▶ **TASK BRIEF**:
Set down the whole listing verbatim.

###

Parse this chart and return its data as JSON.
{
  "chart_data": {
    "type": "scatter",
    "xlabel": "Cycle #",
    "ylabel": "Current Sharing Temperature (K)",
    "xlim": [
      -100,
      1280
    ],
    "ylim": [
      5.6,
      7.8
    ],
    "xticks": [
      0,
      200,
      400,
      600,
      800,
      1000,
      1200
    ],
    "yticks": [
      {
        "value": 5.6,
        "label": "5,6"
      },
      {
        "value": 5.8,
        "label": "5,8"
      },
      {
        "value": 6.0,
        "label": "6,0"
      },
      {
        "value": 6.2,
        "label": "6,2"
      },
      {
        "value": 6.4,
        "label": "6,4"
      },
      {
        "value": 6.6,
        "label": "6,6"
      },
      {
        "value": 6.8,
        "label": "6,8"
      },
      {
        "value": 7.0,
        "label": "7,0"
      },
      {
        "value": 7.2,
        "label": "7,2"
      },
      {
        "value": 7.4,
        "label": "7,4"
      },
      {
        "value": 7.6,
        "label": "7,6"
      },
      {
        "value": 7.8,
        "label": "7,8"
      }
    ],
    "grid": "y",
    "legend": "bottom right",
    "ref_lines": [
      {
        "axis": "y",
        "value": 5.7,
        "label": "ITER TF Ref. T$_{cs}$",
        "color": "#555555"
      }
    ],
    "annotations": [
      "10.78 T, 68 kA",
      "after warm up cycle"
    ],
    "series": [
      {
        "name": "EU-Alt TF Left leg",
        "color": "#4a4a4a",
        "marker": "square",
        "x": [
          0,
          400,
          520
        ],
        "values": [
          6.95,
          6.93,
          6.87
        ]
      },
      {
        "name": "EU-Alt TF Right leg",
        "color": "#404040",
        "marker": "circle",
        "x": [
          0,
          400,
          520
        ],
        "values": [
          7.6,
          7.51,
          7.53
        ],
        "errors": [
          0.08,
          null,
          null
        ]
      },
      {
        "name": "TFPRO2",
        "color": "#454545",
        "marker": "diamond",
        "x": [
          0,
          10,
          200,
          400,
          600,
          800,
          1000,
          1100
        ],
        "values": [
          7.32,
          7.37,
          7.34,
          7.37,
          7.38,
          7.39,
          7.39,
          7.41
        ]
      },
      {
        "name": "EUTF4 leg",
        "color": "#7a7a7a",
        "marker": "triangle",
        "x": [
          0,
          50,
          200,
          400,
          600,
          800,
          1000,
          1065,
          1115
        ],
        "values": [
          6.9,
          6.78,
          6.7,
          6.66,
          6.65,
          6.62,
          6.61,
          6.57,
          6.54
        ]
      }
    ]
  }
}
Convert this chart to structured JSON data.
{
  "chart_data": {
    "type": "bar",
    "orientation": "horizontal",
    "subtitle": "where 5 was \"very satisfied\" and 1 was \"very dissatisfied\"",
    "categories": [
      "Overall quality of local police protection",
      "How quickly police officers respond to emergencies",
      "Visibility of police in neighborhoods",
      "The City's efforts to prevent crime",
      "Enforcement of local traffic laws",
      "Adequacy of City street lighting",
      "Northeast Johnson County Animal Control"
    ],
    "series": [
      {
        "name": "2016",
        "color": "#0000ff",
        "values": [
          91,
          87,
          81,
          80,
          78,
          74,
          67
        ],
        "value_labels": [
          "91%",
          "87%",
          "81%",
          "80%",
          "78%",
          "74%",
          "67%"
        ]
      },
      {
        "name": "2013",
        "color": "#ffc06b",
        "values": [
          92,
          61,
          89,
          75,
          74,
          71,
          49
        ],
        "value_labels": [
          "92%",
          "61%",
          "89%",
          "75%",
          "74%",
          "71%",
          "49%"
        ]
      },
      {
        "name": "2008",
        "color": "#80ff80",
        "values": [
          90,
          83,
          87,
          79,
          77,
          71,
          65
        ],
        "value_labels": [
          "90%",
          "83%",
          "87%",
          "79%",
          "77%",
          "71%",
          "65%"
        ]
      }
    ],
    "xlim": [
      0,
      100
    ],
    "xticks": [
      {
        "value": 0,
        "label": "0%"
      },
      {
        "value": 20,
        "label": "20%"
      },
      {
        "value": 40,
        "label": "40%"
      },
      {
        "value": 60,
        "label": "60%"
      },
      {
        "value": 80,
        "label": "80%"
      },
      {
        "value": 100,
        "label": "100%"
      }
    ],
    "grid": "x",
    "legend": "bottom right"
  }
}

###

▶ **OUTPUT BELOW**:
Parse this chart and return its data as JSON.
{
  "chart_data": {
    "type": "scatter",
    "xlabel": "Cycle #",
    "ylabel": "Current Sharing Temperature (K)",
    "xlim": [
      -100,
      1280
    ],
    "ylim": [
      5.6,
      7.8
    ],
    "xticks": [
      0,
      200,
      400,
      600,
      800,
      1000,
      1200
    ],
    "yticks": [
      {
        "value": 5.6,
        "label": "5,6"
      },
      {
        "value": 5.8,
        "label": "5,8"
      },
      {
        "value": 6.0,
        "label": "6,0"
      },
      {
        "value": 6.2,
        "label": "6,2"
      },
      {
        "value": 6.4,
        "label": "6,4"
      },
      {
        "value": 6.6,
        "label": "6,6"
      },
      {
        "value": 6.8,
        "label": "6,8"
      },
      {
        "value": 7.0,
        "label": "7,0"
      },
      {
        "value": 7.2,
        "label": "7,2"
      },
      {
        "value": 7.4,
        "label": "7,4"
      },
      {
        "value": 7.6,
        "label": "7,6"
      },
      {
        "value": 7.8,
        "label": "7,8"
      }
    ],
    "grid": "y",
    "legend": "bottom right",
    "ref_lines": [
      {
        "axis": "y",
        "value": 5.7,
        "label": "ITER TF Ref. T$_{cs}$",
        "color": "#555555"
      }
    ],
    "annotations": [
      "10.78 T, 68 kA",
      "after warm up cycle"
    ],
    "series": [
      {
        "name": "EU-Alt TF Left leg",
        "color": "#4a4a4a",
        "marker": "square",
        "x": [
          0,
          400,
          520
        ],
        "values": [
          6.95,
          6.93,
          6.87
        ]
      },
      {
        "name": "EU-Alt TF Right leg",
        "color": "#404040",
        "marker": "circle",
        "x": [
          0,
          400,
          520
        ],
        "values": [
          7.6,
          7.51,
          7.53
        ],
        "errors": [
          0.08,
          null,
          null
        ]
      },
      {
        "name": "TFPRO2",
        "color": "#454545",
        "marker": "diamond",
        "x": [
          0,
          10,
          200,
          400,
          600,
          800,
          1000,
          1100
        ],
        "values": [
          7.32,
          7.37,
          7.34,
          7.37,
          7.38,
          7.39,
          7.39,
          7.41
        ]
      },
      {
        "name": "EUTF4 leg",
        "color": "#7a7a7a",
        "marker": "triangle",
        "x": [
          0,
          50,
          200,
          400,
          600,
          800,
          1000,
          1065,
          1115
        ],
        "values": [
          6.9,
          6.78,
          6.7,
          6.66,
          6.65,
          6.62,
          6.61,
          6.57,
          6.54
        ]
      }
    ]
  }
}
Convert this chart to structured JSON data.
{
  "chart_data": {
    "type": "bar",
    "orientation": "horizontal",
    "subtitle": "where 5 was \"very satisfied\" and 1 was \"very dissatisfied\"",
    "categories": [
      "Overall quality of local police protection",
      "How quickly police officers respond to emergencies",
      "Visibility of police in neighborhoods",
      "The City's efforts to prevent crime",
      "Enforcement of local traffic laws",
      "Adequacy of City street lighting",
      "Northeast Johnson County Animal Control"
    ],
    "series": [
      {
        "name": "2016",
        "color": "#0000ff",
        "values": [
          91,
          87,
          81,
          80,
          78,
          74,
          67
        ],
        "value_labels": [
          "91%",
          "87%",
          "81%",
          "80%",
          "78%",
          "74%",
          "67%"
        ]
      },
      {
        "name": "2013",
        "color": "#ffc06b",
        "values": [
          92,
          61,
          89,
          75,
          74,
          71,
          49
        ],
        "value_labels": [
          "92%",
          "61%",
          "89%",
          "75%",
          "74%",
          "71%",
          "49%"
        ]
      },
      {
        "name": "2008",
        "color": "#80ff80",
        "values": [
          90,
          83,
          87,
          79,
          77,
          71,
          65
        ],
        "value_labels": [
          "90%",
          "83%",
          "87%",
          "79%",
          "77%",
          "71%",
          "65%"
        ]
      }
    ],
    "xlim": [
      0,
      100
    ],
    "xticks": [
      {
        "value": 0,
        "label": "0%"
      },
      {
        "value": 20,
        "label": "20%"
      },
      {
        "value": 40,
        "label": "40%"
      },
      {
        "value": 60,
        "label": "60%"
      },
      {
        "value": 80,
        "label": "80%"
      },
      {
        "value": 100,
        "label": "100%"
      }
    ],
    "grid": "x",
    "legend": "bottom right"
  }
}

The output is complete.